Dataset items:

>> BEGIN

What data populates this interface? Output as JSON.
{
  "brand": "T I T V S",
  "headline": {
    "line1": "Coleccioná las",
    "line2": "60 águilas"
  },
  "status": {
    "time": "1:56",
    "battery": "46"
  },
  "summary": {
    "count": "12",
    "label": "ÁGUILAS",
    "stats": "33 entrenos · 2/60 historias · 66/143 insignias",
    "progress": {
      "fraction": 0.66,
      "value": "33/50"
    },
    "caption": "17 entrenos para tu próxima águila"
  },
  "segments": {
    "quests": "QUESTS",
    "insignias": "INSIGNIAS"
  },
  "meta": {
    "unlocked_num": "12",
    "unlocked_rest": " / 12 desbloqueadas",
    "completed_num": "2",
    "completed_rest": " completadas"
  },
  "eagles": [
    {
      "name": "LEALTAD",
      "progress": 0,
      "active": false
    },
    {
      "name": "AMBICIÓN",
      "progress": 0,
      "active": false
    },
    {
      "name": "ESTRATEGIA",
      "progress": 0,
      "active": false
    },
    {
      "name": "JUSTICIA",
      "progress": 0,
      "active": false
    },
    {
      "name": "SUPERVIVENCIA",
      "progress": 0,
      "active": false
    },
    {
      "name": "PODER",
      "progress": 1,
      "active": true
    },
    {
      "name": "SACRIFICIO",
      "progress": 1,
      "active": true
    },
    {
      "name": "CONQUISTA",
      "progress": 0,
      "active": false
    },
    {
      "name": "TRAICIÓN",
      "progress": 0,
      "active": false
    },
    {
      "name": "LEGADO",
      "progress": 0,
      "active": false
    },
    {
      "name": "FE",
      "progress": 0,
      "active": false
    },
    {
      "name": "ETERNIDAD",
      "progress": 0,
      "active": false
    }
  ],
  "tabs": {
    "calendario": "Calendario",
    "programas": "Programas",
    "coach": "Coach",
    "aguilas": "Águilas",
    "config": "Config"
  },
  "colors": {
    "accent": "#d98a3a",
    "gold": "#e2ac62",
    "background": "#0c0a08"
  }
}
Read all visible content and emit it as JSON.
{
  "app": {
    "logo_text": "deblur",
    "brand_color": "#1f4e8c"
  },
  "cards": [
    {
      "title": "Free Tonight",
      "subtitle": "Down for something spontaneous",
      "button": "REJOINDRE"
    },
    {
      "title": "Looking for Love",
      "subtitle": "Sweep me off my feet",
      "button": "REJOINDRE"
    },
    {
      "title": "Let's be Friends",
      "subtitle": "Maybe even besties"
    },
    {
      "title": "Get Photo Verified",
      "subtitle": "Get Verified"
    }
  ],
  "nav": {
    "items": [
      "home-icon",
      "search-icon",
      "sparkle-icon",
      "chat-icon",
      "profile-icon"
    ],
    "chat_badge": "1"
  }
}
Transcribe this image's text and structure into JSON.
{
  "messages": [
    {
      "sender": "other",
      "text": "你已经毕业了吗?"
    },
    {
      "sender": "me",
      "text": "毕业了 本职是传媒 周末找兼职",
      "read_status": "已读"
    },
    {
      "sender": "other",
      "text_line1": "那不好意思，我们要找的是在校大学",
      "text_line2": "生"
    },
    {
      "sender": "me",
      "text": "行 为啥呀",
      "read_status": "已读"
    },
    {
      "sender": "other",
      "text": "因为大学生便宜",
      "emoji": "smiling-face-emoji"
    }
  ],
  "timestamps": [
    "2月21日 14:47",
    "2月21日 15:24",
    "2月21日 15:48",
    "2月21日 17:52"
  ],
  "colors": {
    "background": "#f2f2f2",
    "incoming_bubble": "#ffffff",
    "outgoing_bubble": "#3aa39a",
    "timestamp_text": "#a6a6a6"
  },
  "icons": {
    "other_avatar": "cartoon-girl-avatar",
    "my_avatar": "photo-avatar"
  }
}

>> END

» SHORT PROBLEM
Gather each line of the listing containing the word "JSON" and show it.

» OUTPUT FOR THIS TASK
What data populates this interface? Output as JSON.
Read all visible content and emit it as JSON.
Transcribe this image's text and structure into JSON.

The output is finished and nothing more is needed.